## Work to complete
In the listing that follows, count each line where the word "Republic" appears; write nothing but the count.

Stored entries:
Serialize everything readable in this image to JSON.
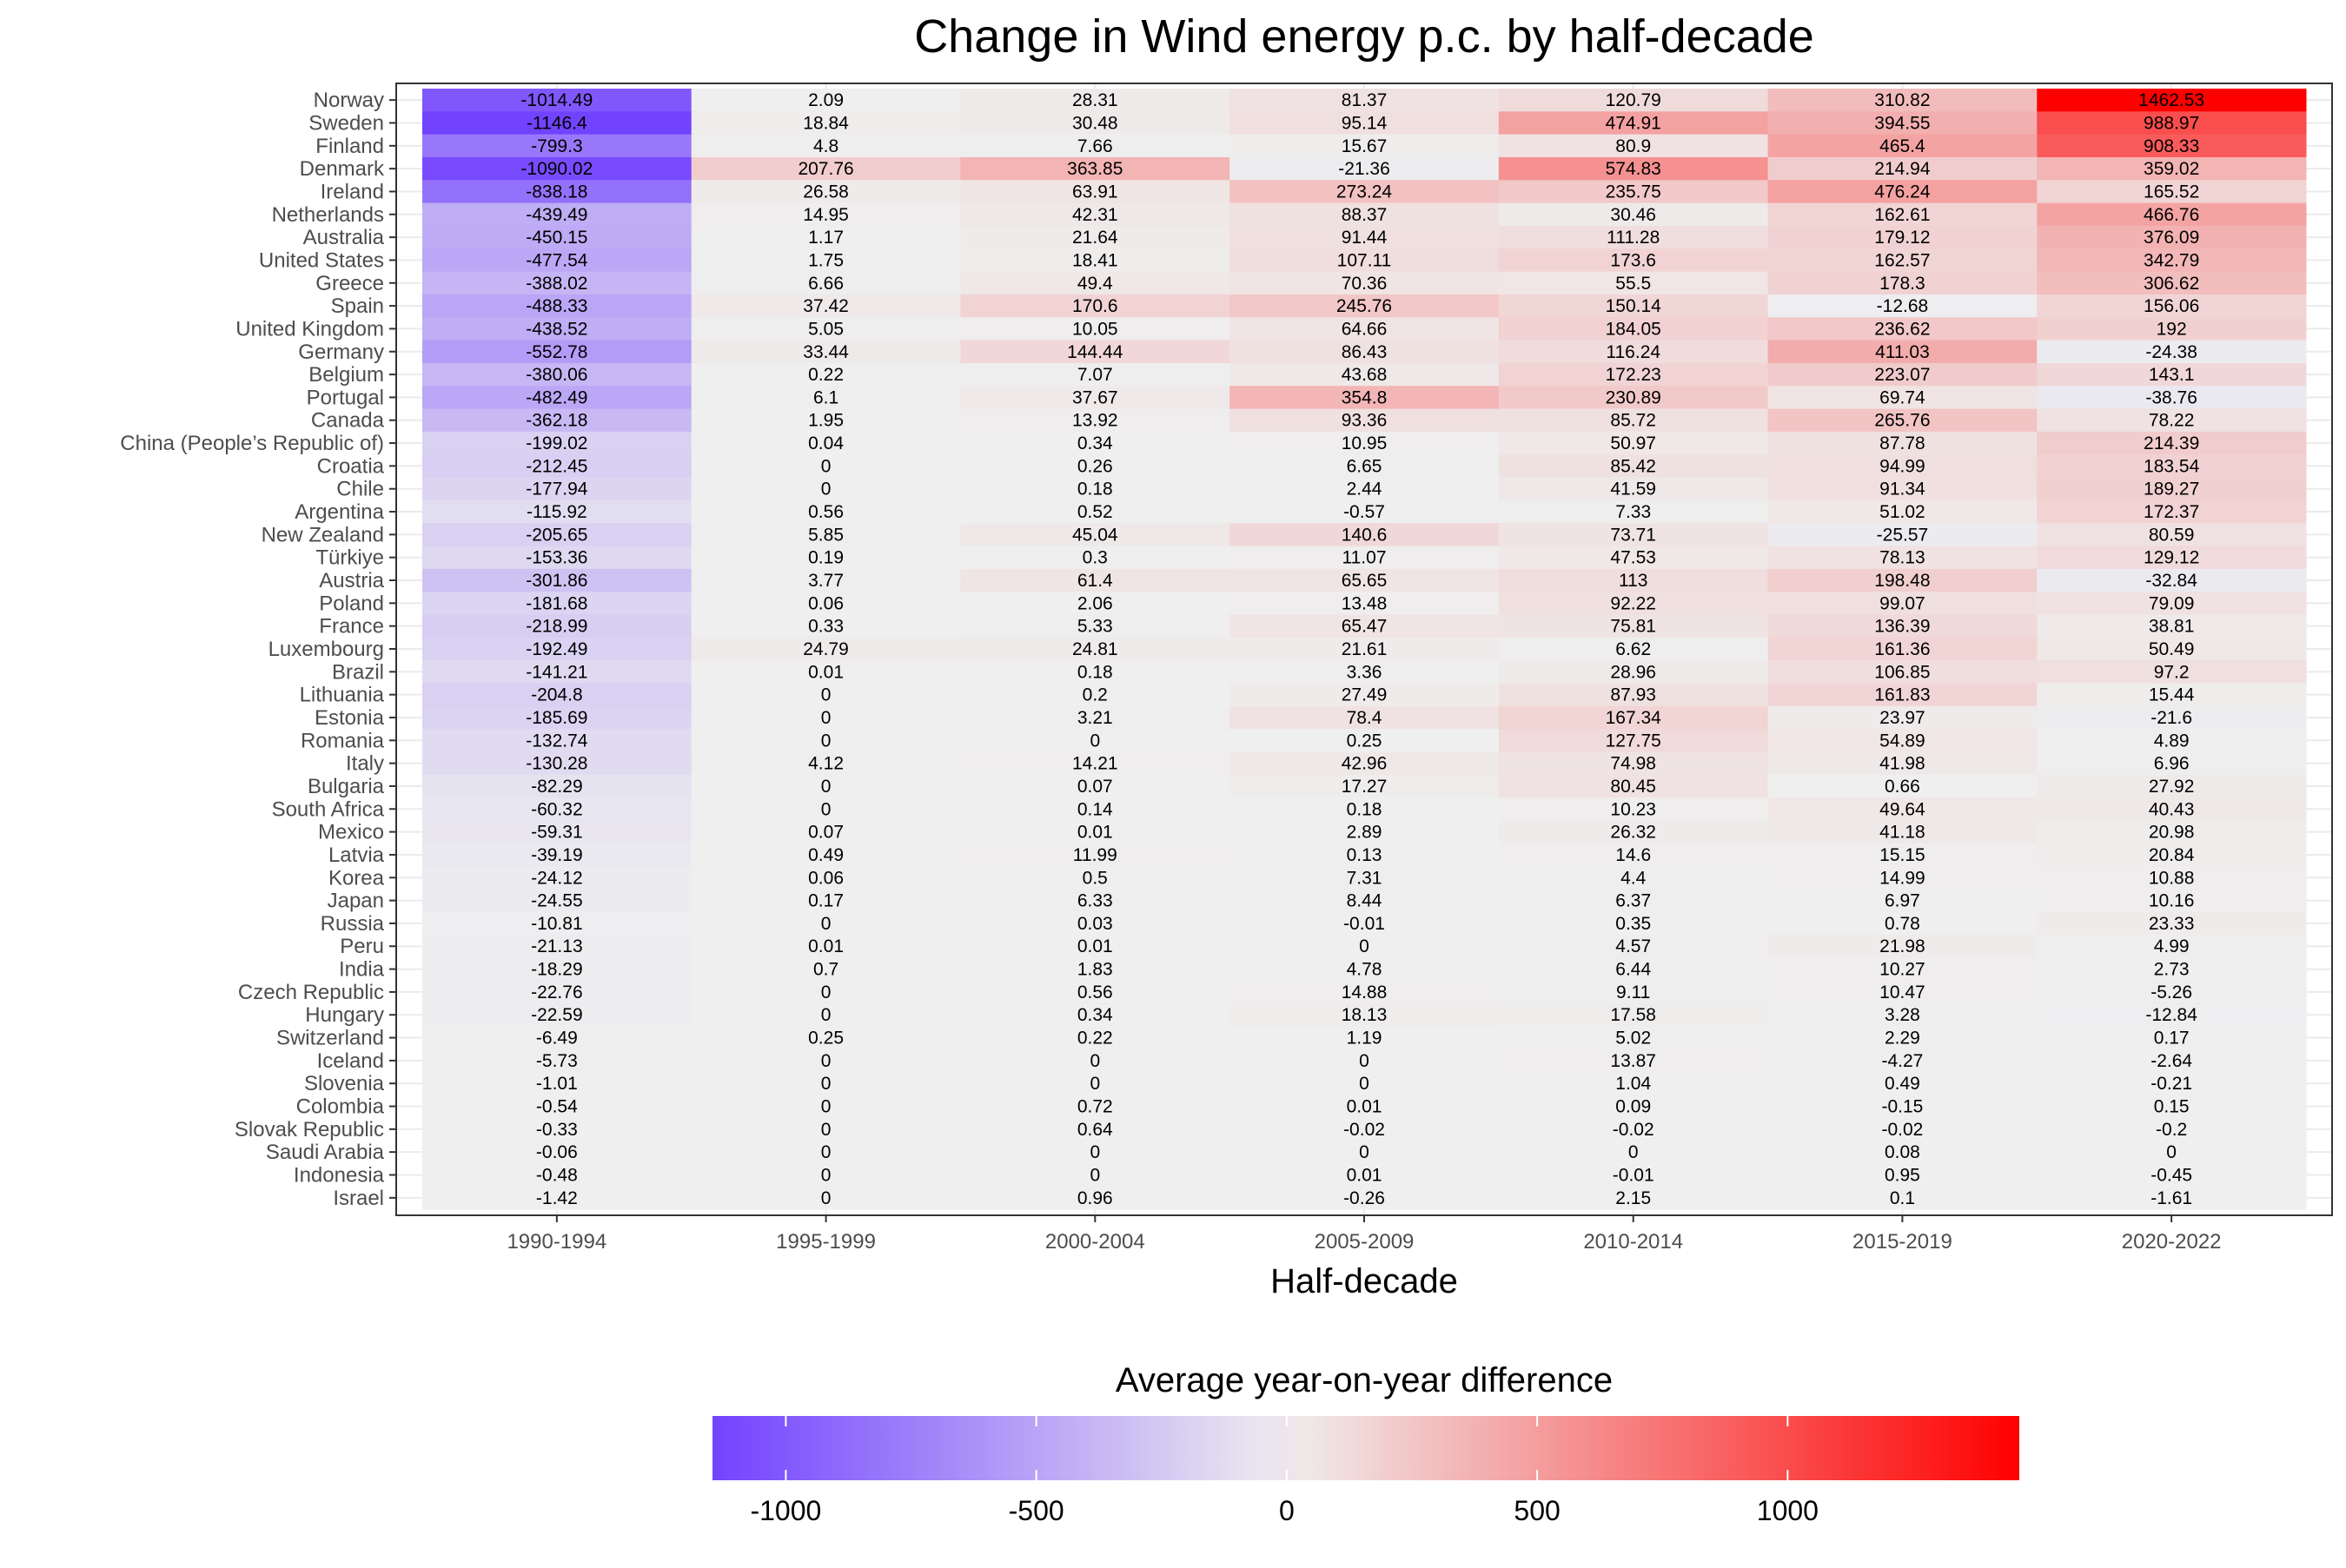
{
  "chart_data": {
    "type": "heatmap",
    "title": "Change in Wind energy p.c. by half-decade",
    "xlabel": "Half-decade",
    "ylabel": "",
    "legend_title": "Average year-on-year difference",
    "legend_position": "bottom",
    "legend_ticks": [
      "-1000",
      "-500",
      "0",
      "500",
      "1000"
    ],
    "color_scale": {
      "low": "#7243ff",
      "mid": "#efefef",
      "high": "#ff0000",
      "min": -1146.4,
      "max": 1462.53,
      "midpoint": 0
    },
    "columns": [
      "1990-1994",
      "1995-1999",
      "2000-2004",
      "2005-2009",
      "2010-2014",
      "2015-2019",
      "2020-2022"
    ],
    "rows": [
      "Norway",
      "Sweden",
      "Finland",
      "Denmark",
      "Ireland",
      "Netherlands",
      "Australia",
      "United States",
      "Greece",
      "Spain",
      "United Kingdom",
      "Germany",
      "Belgium",
      "Portugal",
      "Canada",
      "China (People’s Republic of)",
      "Croatia",
      "Chile",
      "Argentina",
      "New Zealand",
      "Türkiye",
      "Austria",
      "Poland",
      "France",
      "Luxembourg",
      "Brazil",
      "Lithuania",
      "Estonia",
      "Romania",
      "Italy",
      "Bulgaria",
      "South Africa",
      "Mexico",
      "Latvia",
      "Korea",
      "Japan",
      "Russia",
      "Peru",
      "India",
      "Czech Republic",
      "Hungary",
      "Switzerland",
      "Iceland",
      "Slovenia",
      "Colombia",
      "Slovak Republic",
      "Saudi Arabia",
      "Indonesia",
      "Israel"
    ],
    "values": [
      [
        "-1014.49",
        "2.09",
        "28.31",
        "81.37",
        "120.79",
        "310.82",
        "1462.53"
      ],
      [
        "-1146.4",
        "18.84",
        "30.48",
        "95.14",
        "474.91",
        "394.55",
        "988.97"
      ],
      [
        "-799.3",
        "4.8",
        "7.66",
        "15.67",
        "80.9",
        "465.4",
        "908.33"
      ],
      [
        "-1090.02",
        "207.76",
        "363.85",
        "-21.36",
        "574.83",
        "214.94",
        "359.02"
      ],
      [
        "-838.18",
        "26.58",
        "63.91",
        "273.24",
        "235.75",
        "476.24",
        "165.52"
      ],
      [
        "-439.49",
        "14.95",
        "42.31",
        "88.37",
        "30.46",
        "162.61",
        "466.76"
      ],
      [
        "-450.15",
        "1.17",
        "21.64",
        "91.44",
        "111.28",
        "179.12",
        "376.09"
      ],
      [
        "-477.54",
        "1.75",
        "18.41",
        "107.11",
        "173.6",
        "162.57",
        "342.79"
      ],
      [
        "-388.02",
        "6.66",
        "49.4",
        "70.36",
        "55.5",
        "178.3",
        "306.62"
      ],
      [
        "-488.33",
        "37.42",
        "170.6",
        "245.76",
        "150.14",
        "-12.68",
        "156.06"
      ],
      [
        "-438.52",
        "5.05",
        "10.05",
        "64.66",
        "184.05",
        "236.62",
        "192"
      ],
      [
        "-552.78",
        "33.44",
        "144.44",
        "86.43",
        "116.24",
        "411.03",
        "-24.38"
      ],
      [
        "-380.06",
        "0.22",
        "7.07",
        "43.68",
        "172.23",
        "223.07",
        "143.1"
      ],
      [
        "-482.49",
        "6.1",
        "37.67",
        "354.8",
        "230.89",
        "69.74",
        "-38.76"
      ],
      [
        "-362.18",
        "1.95",
        "13.92",
        "93.36",
        "85.72",
        "265.76",
        "78.22"
      ],
      [
        "-199.02",
        "0.04",
        "0.34",
        "10.95",
        "50.97",
        "87.78",
        "214.39"
      ],
      [
        "-212.45",
        "0",
        "0.26",
        "6.65",
        "85.42",
        "94.99",
        "183.54"
      ],
      [
        "-177.94",
        "0",
        "0.18",
        "2.44",
        "41.59",
        "91.34",
        "189.27"
      ],
      [
        "-115.92",
        "0.56",
        "0.52",
        "-0.57",
        "7.33",
        "51.02",
        "172.37"
      ],
      [
        "-205.65",
        "5.85",
        "45.04",
        "140.6",
        "73.71",
        "-25.57",
        "80.59"
      ],
      [
        "-153.36",
        "0.19",
        "0.3",
        "11.07",
        "47.53",
        "78.13",
        "129.12"
      ],
      [
        "-301.86",
        "3.77",
        "61.4",
        "65.65",
        "113",
        "198.48",
        "-32.84"
      ],
      [
        "-181.68",
        "0.06",
        "2.06",
        "13.48",
        "92.22",
        "99.07",
        "79.09"
      ],
      [
        "-218.99",
        "0.33",
        "5.33",
        "65.47",
        "75.81",
        "136.39",
        "38.81"
      ],
      [
        "-192.49",
        "24.79",
        "24.81",
        "21.61",
        "6.62",
        "161.36",
        "50.49"
      ],
      [
        "-141.21",
        "0.01",
        "0.18",
        "3.36",
        "28.96",
        "106.85",
        "97.2"
      ],
      [
        "-204.8",
        "0",
        "0.2",
        "27.49",
        "87.93",
        "161.83",
        "15.44"
      ],
      [
        "-185.69",
        "0",
        "3.21",
        "78.4",
        "167.34",
        "23.97",
        "-21.6"
      ],
      [
        "-132.74",
        "0",
        "0",
        "0.25",
        "127.75",
        "54.89",
        "4.89"
      ],
      [
        "-130.28",
        "4.12",
        "14.21",
        "42.96",
        "74.98",
        "41.98",
        "6.96"
      ],
      [
        "-82.29",
        "0",
        "0.07",
        "17.27",
        "80.45",
        "0.66",
        "27.92"
      ],
      [
        "-60.32",
        "0",
        "0.14",
        "0.18",
        "10.23",
        "49.64",
        "40.43"
      ],
      [
        "-59.31",
        "0.07",
        "0.01",
        "2.89",
        "26.32",
        "41.18",
        "20.98"
      ],
      [
        "-39.19",
        "0.49",
        "11.99",
        "0.13",
        "14.6",
        "15.15",
        "20.84"
      ],
      [
        "-24.12",
        "0.06",
        "0.5",
        "7.31",
        "4.4",
        "14.99",
        "10.88"
      ],
      [
        "-24.55",
        "0.17",
        "6.33",
        "8.44",
        "6.37",
        "6.97",
        "10.16"
      ],
      [
        "-10.81",
        "0",
        "0.03",
        "-0.01",
        "0.35",
        "0.78",
        "23.33"
      ],
      [
        "-21.13",
        "0.01",
        "0.01",
        "0",
        "4.57",
        "21.98",
        "4.99"
      ],
      [
        "-18.29",
        "0.7",
        "1.83",
        "4.78",
        "6.44",
        "10.27",
        "2.73"
      ],
      [
        "-22.76",
        "0",
        "0.56",
        "14.88",
        "9.11",
        "10.47",
        "-5.26"
      ],
      [
        "-22.59",
        "0",
        "0.34",
        "18.13",
        "17.58",
        "3.28",
        "-12.84"
      ],
      [
        "-6.49",
        "0.25",
        "0.22",
        "1.19",
        "5.02",
        "2.29",
        "0.17"
      ],
      [
        "-5.73",
        "0",
        "0",
        "0",
        "13.87",
        "-4.27",
        "-2.64"
      ],
      [
        "-1.01",
        "0",
        "0",
        "0",
        "1.04",
        "0.49",
        "-0.21"
      ],
      [
        "-0.54",
        "0",
        "0.72",
        "0.01",
        "0.09",
        "-0.15",
        "0.15"
      ],
      [
        "-0.33",
        "0",
        "0.64",
        "-0.02",
        "-0.02",
        "-0.02",
        "-0.2"
      ],
      [
        "-0.06",
        "0",
        "0",
        "0",
        "0",
        "0.08",
        "0"
      ],
      [
        "-0.48",
        "0",
        "0",
        "0.01",
        "-0.01",
        "0.95",
        "-0.45"
      ],
      [
        "-1.42",
        "0",
        "0.96",
        "-0.26",
        "2.15",
        "0.1",
        "-1.61"
      ]
    ]
  }
}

## Task answer
3